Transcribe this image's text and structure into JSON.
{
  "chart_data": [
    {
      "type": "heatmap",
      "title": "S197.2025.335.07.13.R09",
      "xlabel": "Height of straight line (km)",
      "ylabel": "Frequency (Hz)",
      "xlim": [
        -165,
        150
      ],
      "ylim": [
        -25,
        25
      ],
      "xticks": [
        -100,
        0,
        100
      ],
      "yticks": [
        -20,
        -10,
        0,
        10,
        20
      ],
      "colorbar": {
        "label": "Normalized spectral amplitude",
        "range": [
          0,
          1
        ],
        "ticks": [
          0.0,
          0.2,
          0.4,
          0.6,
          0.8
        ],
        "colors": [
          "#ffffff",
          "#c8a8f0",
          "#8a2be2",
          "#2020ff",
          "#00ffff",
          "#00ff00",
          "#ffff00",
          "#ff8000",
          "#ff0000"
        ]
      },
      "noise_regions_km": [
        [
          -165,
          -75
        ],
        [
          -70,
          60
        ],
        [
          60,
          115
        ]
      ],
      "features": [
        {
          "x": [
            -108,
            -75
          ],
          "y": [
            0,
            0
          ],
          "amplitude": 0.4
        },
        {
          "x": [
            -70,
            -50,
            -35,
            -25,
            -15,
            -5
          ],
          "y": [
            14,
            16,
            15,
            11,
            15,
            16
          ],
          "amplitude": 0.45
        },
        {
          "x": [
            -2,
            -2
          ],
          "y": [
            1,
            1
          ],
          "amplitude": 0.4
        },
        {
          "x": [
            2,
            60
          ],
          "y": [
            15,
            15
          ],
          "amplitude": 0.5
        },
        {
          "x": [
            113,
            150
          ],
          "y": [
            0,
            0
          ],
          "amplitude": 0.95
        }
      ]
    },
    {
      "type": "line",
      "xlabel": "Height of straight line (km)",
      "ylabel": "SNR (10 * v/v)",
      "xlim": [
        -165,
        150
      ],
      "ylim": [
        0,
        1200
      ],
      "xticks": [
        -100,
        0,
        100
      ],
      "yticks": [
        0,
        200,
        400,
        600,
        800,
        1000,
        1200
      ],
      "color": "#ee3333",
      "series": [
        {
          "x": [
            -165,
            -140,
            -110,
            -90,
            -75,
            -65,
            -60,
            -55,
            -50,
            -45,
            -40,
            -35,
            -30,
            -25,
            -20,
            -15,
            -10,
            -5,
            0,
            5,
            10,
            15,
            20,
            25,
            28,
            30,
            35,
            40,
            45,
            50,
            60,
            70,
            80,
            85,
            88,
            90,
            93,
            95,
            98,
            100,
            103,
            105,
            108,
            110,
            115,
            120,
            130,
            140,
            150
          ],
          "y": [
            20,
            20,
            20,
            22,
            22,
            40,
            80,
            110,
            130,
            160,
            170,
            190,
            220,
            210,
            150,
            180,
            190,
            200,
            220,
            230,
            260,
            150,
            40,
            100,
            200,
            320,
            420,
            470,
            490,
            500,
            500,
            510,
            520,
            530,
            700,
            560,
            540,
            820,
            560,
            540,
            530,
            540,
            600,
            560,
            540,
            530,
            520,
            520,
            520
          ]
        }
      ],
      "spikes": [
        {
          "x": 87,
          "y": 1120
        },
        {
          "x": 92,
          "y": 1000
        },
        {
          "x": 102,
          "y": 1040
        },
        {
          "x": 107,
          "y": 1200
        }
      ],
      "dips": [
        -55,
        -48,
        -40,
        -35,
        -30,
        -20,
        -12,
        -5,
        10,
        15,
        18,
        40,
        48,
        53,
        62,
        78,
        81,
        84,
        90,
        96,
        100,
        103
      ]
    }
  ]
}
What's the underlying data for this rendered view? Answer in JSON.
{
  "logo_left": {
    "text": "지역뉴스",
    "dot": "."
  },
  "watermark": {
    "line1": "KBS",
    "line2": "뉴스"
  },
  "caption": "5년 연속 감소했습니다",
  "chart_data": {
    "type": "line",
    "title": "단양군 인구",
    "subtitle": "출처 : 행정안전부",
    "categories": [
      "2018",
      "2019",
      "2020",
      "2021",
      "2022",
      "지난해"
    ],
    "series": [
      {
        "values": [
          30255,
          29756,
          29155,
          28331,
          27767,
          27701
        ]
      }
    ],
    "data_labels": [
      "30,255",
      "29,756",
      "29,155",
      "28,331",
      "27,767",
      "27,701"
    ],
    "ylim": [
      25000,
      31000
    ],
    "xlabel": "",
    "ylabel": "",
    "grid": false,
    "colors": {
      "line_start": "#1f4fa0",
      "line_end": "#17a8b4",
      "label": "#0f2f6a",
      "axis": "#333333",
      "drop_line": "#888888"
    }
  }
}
* * *
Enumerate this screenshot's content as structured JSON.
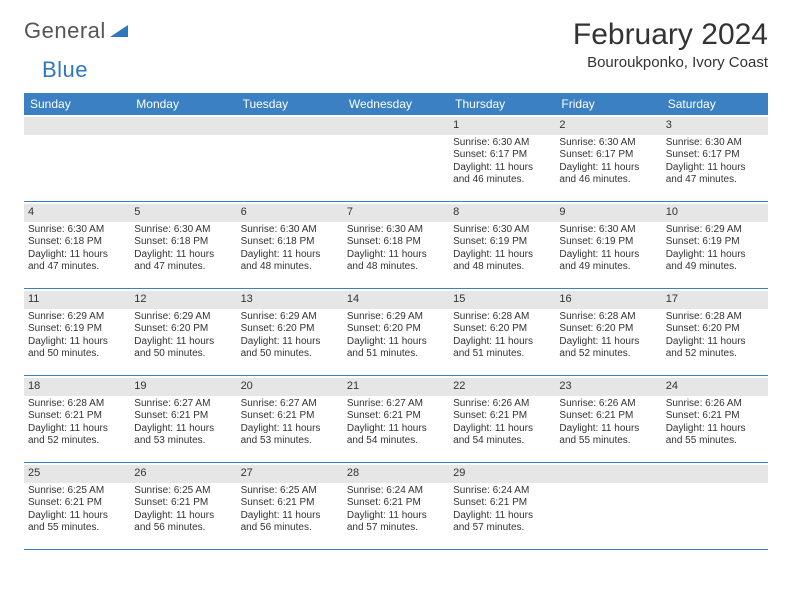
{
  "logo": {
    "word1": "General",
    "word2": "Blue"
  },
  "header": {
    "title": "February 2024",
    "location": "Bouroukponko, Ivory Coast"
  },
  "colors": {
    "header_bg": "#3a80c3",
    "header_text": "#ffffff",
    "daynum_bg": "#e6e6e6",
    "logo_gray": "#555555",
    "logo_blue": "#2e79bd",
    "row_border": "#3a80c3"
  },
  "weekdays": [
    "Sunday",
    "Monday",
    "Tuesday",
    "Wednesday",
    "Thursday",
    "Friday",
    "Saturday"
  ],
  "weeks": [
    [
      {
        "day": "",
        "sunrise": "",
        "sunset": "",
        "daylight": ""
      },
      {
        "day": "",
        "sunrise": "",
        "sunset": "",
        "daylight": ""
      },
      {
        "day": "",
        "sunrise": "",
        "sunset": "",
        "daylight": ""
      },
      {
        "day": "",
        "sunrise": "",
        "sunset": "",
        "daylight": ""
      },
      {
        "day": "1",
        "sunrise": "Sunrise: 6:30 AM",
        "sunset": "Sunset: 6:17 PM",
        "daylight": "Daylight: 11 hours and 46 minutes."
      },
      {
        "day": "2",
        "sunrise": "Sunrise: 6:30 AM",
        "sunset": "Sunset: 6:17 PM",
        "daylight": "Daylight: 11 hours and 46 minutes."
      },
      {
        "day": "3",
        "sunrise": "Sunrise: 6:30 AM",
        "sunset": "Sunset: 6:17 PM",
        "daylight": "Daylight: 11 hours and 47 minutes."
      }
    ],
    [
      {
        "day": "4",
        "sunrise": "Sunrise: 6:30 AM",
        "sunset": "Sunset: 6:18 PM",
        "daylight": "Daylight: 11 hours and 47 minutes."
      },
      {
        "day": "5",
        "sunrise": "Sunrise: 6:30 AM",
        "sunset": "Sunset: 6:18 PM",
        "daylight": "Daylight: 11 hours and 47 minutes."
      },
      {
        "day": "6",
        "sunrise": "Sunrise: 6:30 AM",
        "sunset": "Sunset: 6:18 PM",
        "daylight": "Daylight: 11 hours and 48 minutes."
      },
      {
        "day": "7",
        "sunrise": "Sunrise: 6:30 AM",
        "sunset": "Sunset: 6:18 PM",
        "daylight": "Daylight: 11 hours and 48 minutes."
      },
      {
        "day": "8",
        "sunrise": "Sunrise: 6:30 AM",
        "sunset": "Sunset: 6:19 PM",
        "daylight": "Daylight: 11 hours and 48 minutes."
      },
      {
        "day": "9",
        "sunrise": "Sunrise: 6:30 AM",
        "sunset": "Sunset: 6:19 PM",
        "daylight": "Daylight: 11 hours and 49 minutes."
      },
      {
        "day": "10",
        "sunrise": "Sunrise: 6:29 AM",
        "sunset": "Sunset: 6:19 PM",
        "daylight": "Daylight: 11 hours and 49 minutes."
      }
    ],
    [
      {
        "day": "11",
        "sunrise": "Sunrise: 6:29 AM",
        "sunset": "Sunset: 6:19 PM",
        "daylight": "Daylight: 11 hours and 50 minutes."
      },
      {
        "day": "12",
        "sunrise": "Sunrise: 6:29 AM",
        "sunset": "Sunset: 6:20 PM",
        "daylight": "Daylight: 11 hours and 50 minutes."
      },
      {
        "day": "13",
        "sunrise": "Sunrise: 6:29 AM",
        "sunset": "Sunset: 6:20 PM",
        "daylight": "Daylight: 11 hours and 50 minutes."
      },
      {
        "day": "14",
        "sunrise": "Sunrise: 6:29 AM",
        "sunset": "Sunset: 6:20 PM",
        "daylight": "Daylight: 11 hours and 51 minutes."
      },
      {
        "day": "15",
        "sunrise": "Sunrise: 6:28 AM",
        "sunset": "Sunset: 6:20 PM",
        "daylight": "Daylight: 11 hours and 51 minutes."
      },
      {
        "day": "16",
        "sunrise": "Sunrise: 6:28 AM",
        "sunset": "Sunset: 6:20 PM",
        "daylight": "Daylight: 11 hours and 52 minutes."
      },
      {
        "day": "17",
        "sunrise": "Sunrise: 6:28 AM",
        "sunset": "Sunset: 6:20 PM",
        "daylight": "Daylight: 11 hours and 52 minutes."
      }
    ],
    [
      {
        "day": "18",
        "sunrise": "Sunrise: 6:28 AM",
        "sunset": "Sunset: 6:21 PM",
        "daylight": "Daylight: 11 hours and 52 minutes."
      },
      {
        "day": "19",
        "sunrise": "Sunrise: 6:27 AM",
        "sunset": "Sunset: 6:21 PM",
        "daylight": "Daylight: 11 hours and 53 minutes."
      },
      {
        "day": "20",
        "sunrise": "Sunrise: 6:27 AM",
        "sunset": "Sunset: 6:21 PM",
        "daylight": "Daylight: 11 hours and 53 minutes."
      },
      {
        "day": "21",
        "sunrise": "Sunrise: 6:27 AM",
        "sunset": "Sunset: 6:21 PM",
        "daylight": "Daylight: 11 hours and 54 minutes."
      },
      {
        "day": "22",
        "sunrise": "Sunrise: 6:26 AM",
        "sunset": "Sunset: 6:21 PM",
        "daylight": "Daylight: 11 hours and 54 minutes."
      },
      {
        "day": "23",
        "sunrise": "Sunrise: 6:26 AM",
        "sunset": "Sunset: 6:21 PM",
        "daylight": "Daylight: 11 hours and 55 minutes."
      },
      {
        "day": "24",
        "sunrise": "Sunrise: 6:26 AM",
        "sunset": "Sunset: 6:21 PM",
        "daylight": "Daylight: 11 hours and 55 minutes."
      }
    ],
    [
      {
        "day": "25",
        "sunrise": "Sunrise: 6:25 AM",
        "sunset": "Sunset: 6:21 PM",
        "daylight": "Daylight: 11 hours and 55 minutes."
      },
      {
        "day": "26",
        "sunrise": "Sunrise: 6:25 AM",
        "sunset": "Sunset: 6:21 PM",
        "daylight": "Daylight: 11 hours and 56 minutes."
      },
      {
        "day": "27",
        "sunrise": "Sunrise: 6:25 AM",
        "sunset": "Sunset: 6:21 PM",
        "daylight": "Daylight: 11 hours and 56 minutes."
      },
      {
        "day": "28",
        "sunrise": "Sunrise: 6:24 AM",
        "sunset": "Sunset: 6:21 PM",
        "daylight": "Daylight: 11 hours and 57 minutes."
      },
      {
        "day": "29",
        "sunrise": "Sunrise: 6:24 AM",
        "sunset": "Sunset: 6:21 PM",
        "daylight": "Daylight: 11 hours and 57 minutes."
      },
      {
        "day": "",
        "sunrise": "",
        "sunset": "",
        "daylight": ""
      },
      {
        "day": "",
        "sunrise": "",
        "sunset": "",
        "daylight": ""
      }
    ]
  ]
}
* * *
Your objective:
Keep only those lines of the records that hold "this", and return them.

Final answer:
Transcribe this image's text and structure into JSON.
What's the underlying data for this rendered view? Answer in JSON.
Enumerate this screenshot's content as structured JSON.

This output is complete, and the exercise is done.